Gather all lines in the data that hold the string "placeholder".

**Source records**
--- START ---

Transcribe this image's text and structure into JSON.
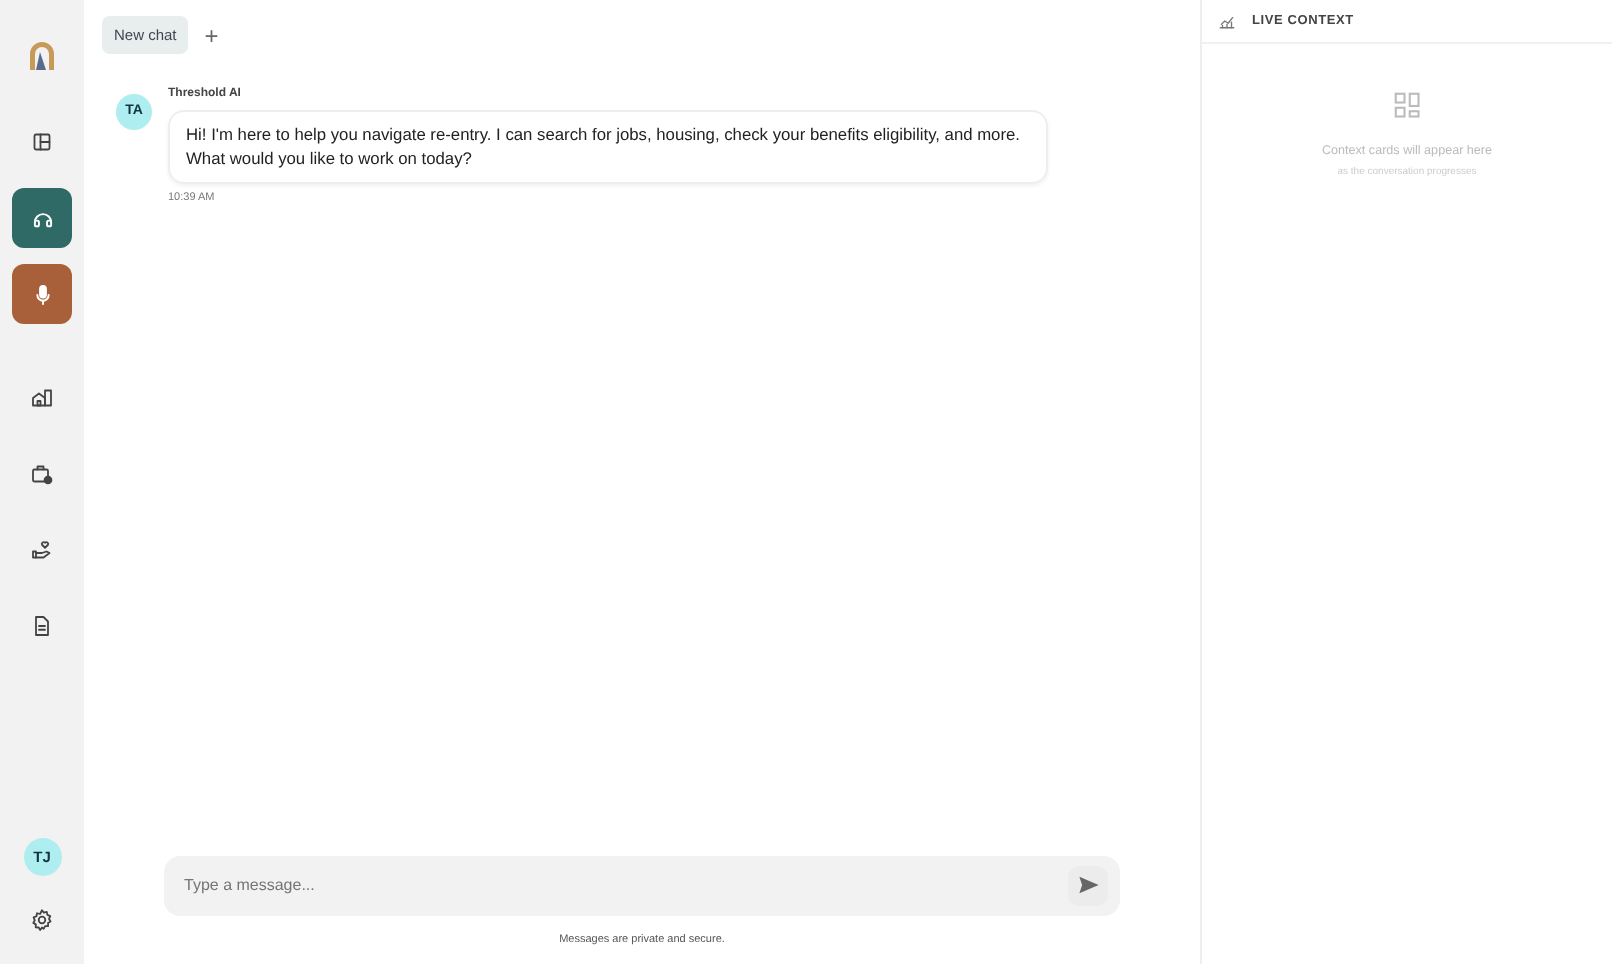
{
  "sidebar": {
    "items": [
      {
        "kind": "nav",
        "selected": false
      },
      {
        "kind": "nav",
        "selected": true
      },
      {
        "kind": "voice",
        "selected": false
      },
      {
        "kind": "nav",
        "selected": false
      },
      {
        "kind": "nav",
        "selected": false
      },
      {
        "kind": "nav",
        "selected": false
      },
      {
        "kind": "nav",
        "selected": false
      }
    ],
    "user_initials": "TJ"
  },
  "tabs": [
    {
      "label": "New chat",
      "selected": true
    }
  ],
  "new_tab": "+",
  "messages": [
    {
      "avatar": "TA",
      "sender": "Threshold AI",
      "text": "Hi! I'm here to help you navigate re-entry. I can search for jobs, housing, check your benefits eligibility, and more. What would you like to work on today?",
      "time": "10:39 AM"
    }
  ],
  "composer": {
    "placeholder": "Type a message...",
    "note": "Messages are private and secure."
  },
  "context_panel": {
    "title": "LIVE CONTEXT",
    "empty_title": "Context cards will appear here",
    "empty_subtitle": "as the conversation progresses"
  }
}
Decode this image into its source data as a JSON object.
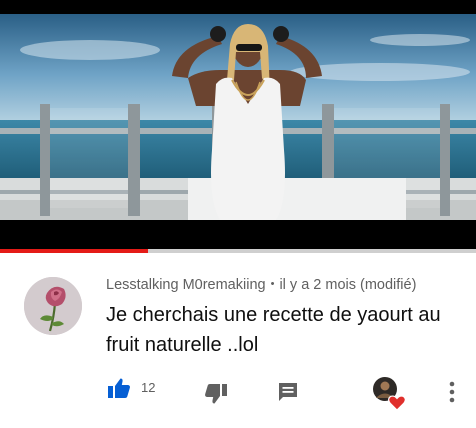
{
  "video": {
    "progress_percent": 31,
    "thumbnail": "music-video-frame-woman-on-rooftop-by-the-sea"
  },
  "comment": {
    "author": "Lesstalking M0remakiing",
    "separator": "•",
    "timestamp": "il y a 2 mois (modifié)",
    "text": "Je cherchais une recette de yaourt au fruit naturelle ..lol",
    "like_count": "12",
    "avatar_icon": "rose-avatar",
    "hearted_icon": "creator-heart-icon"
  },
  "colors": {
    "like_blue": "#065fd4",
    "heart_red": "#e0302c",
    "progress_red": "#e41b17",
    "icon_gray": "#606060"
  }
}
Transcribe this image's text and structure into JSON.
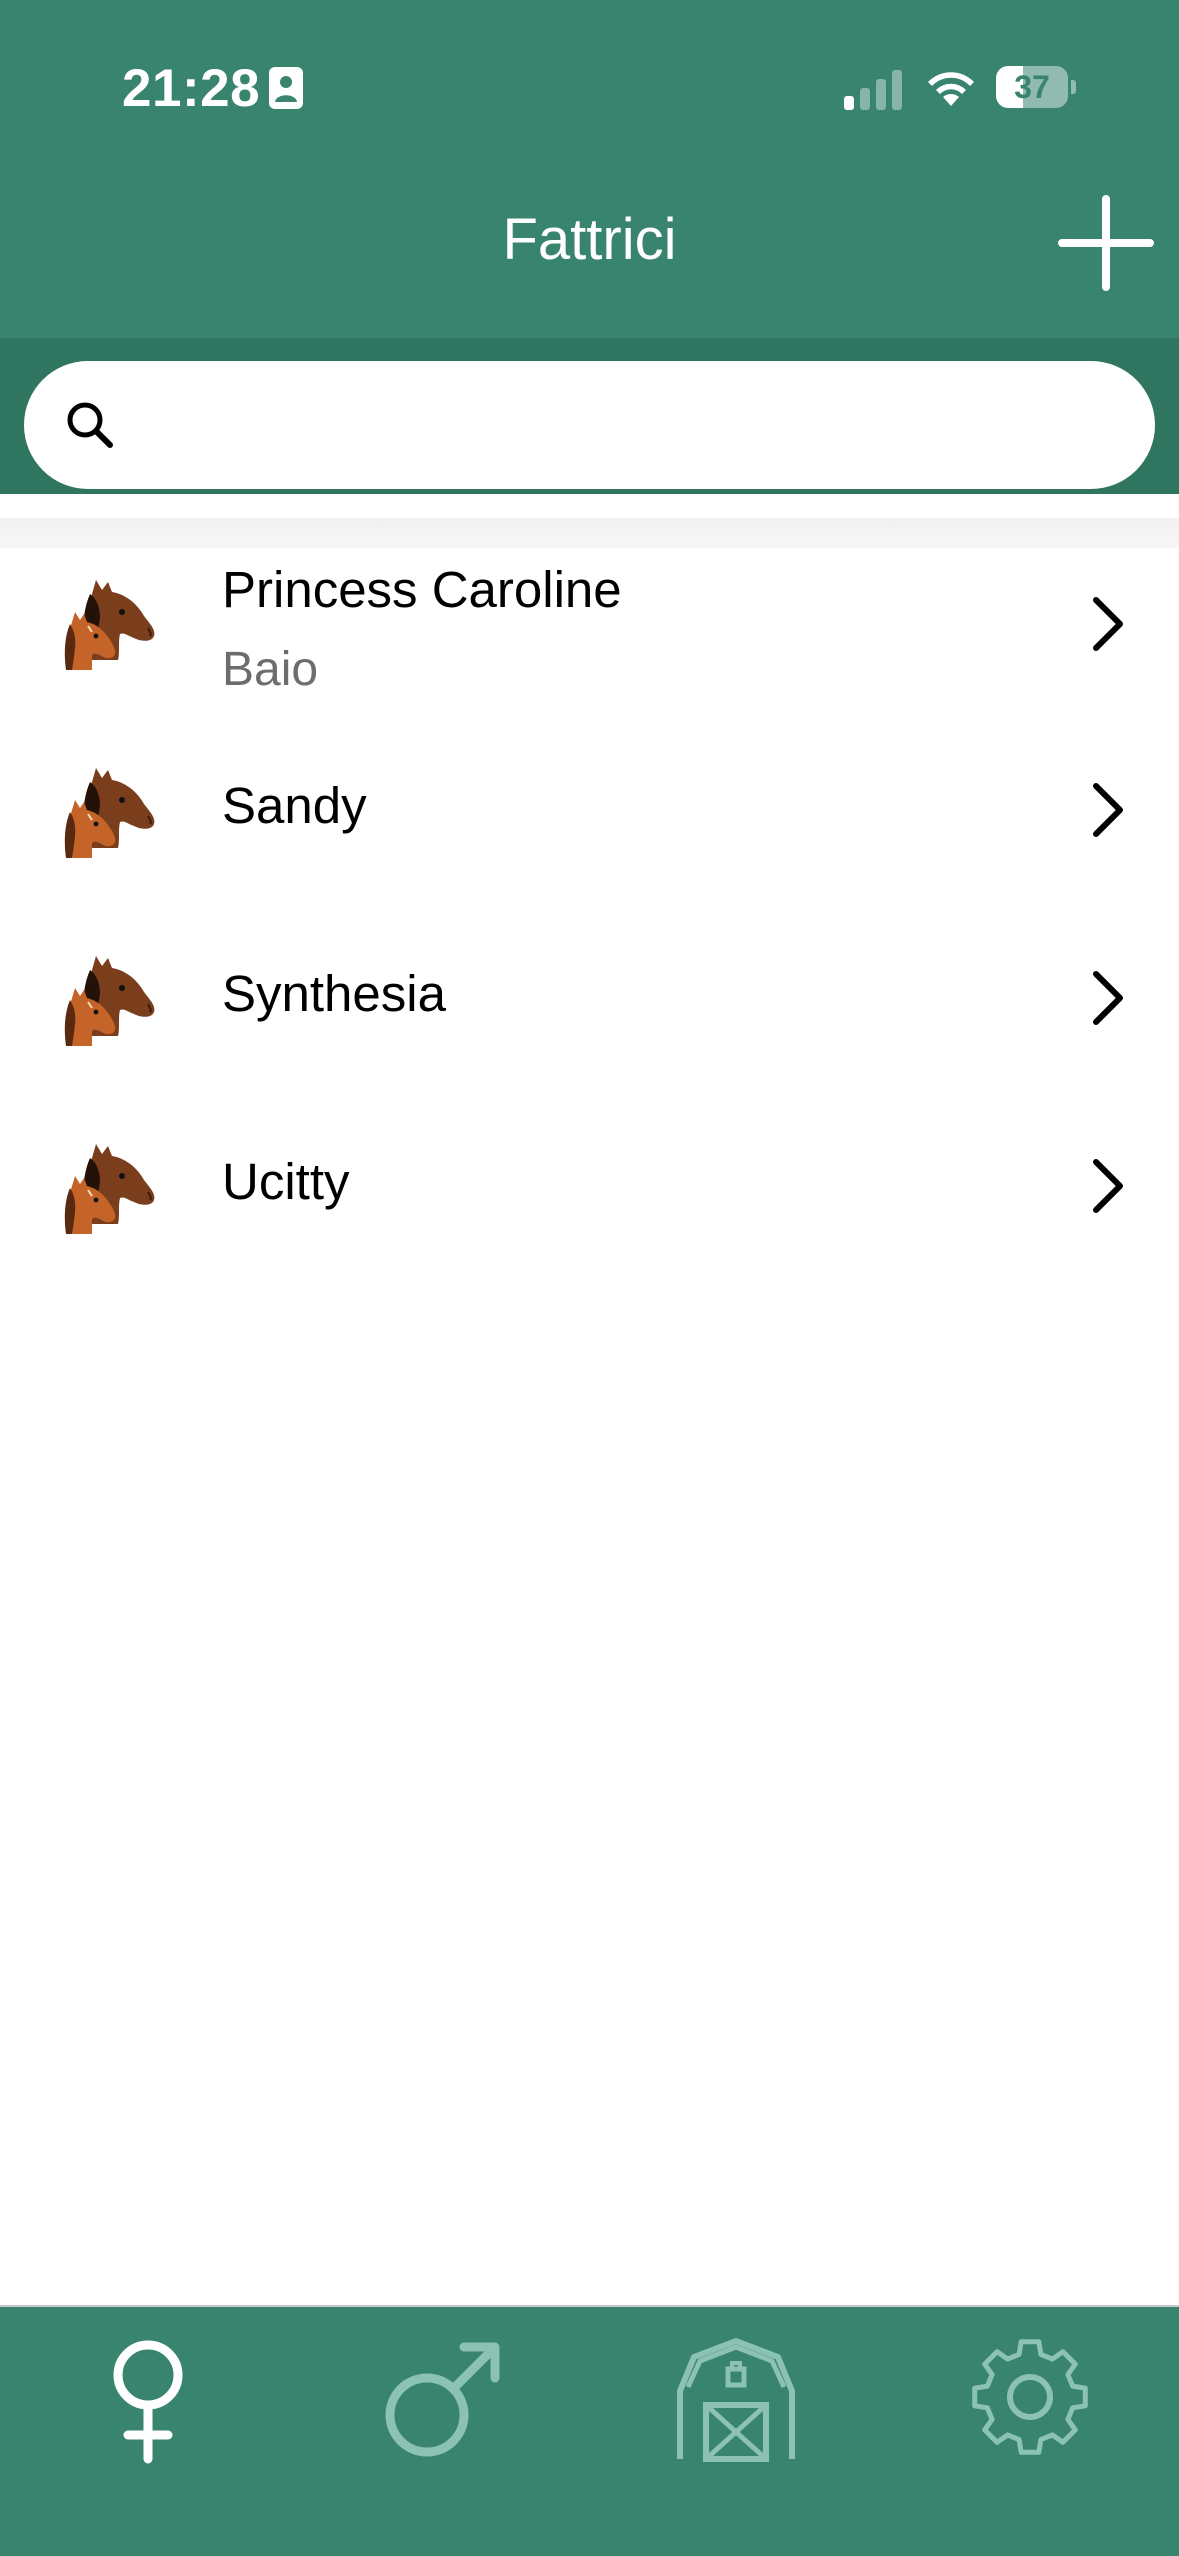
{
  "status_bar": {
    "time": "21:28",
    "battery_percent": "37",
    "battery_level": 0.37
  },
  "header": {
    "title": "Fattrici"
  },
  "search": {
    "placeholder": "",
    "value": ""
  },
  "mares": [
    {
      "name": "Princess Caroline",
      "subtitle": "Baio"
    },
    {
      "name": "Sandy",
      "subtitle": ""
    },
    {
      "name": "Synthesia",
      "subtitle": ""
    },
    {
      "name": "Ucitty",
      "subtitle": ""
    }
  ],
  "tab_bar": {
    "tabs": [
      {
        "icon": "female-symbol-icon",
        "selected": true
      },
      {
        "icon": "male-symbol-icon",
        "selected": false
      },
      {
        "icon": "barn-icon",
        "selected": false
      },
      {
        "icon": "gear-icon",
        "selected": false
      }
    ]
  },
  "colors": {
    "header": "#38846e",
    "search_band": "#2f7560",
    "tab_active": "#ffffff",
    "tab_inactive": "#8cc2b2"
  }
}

--- END ---

**Solution for this problem**
    "placeholder": "Type a message...",
    "placeholder": "",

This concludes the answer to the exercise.